= Provided records =
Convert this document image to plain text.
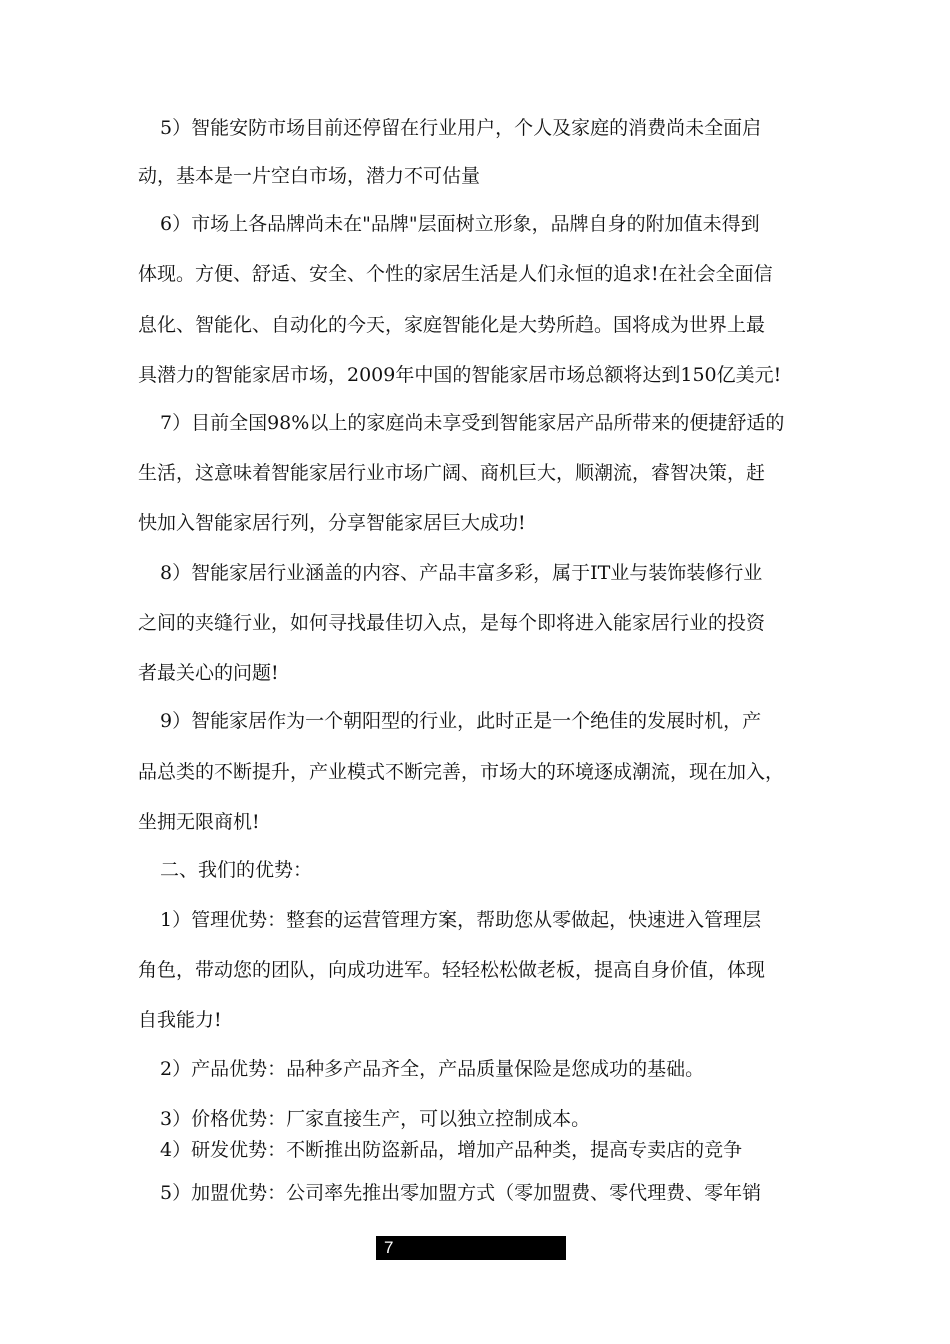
5）智能安防市场目前还停留在行业用户，个人及家庭的消费尚未全面启
动，基本是一片空白市场，潜力不可估量
6）市场上各品牌尚未在"品牌"层面树立形象，品牌自身的附加值未得到
体现。方便、舒适、安全、个性的家居生活是人们永恒的追求!在社会全面信
息化、智能化、自动化的今天，家庭智能化是大势所趋。国将成为世界上最
具潜力的智能家居市场，2009年中国的智能家居市场总额将达到150亿美元!
7）目前全国98%以上的家庭尚未享受到智能家居产品所带来的便捷舒适的
生活，这意味着智能家居行业市场广阔、商机巨大，顺潮流，睿智决策，赶
快加入智能家居行列，分享智能家居巨大成功!
8）智能家居行业涵盖的内容、产品丰富多彩，属于IT业与装饰装修行业
之间的夹缝行业，如何寻找最佳切入点，是每个即将进入能家居行业的投资
者最关心的问题!
9）智能家居作为一个朝阳型的行业，此时正是一个绝佳的发展时机，产
品总类的不断提升，产业模式不断完善，市场大的环境逐成潮流，现在加入，
坐拥无限商机!
二、我们的优势：
1）管理优势：整套的运营管理方案，帮助您从零做起，快速进入管理层
角色，带动您的团队，向成功进军。轻轻松松做老板，提高自身价值，体现
自我能力!
2）产品优势：品种多产品齐全，产品质量保险是您成功的基础。
3）价格优势：厂家直接生产，可以独立控制成本。
4）研发优势：不断推出防盗新品，增加产品种类，提高专卖店的竞争
5）加盟优势：公司率先推出零加盟方式（零加盟费、零代理费、零年销
7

= What needs to be done =
Print each record exactly as it stands, leaving the images out.

= The completed task =
Convert this document image to plain text.
5）智能安防市场目前还停留在行业用户，个人及家庭的消费尚未全面启
动，基本是一片空白市场，潜力不可估量
6）市场上各品牌尚未在"品牌"层面树立形象，品牌自身的附加值未得到
体现。方便、舒适、安全、个性的家居生活是人们永恒的追求!在社会全面信
息化、智能化、自动化的今天，家庭智能化是大势所趋。国将成为世界上最
具潜力的智能家居市场，2009年中国的智能家居市场总额将达到150亿美元!
7）目前全国98%以上的家庭尚未享受到智能家居产品所带来的便捷舒适的
生活，这意味着智能家居行业市场广阔、商机巨大，顺潮流，睿智决策，赶
快加入智能家居行列，分享智能家居巨大成功!
8）智能家居行业涵盖的内容、产品丰富多彩，属于IT业与装饰装修行业
之间的夹缝行业，如何寻找最佳切入点，是每个即将进入能家居行业的投资
者最关心的问题!
9）智能家居作为一个朝阳型的行业，此时正是一个绝佳的发展时机，产
品总类的不断提升，产业模式不断完善，市场大的环境逐成潮流，现在加入，
坐拥无限商机!
二、我们的优势：
1）管理优势：整套的运营管理方案，帮助您从零做起，快速进入管理层
角色，带动您的团队，向成功进军。轻轻松松做老板，提高自身价值，体现
自我能力!
2）产品优势：品种多产品齐全，产品质量保险是您成功的基础。
3）价格优势：厂家直接生产，可以独立控制成本。
4）研发优势：不断推出防盗新品，增加产品种类，提高专卖店的竞争
5）加盟优势：公司率先推出零加盟方式（零加盟费、零代理费、零年销
7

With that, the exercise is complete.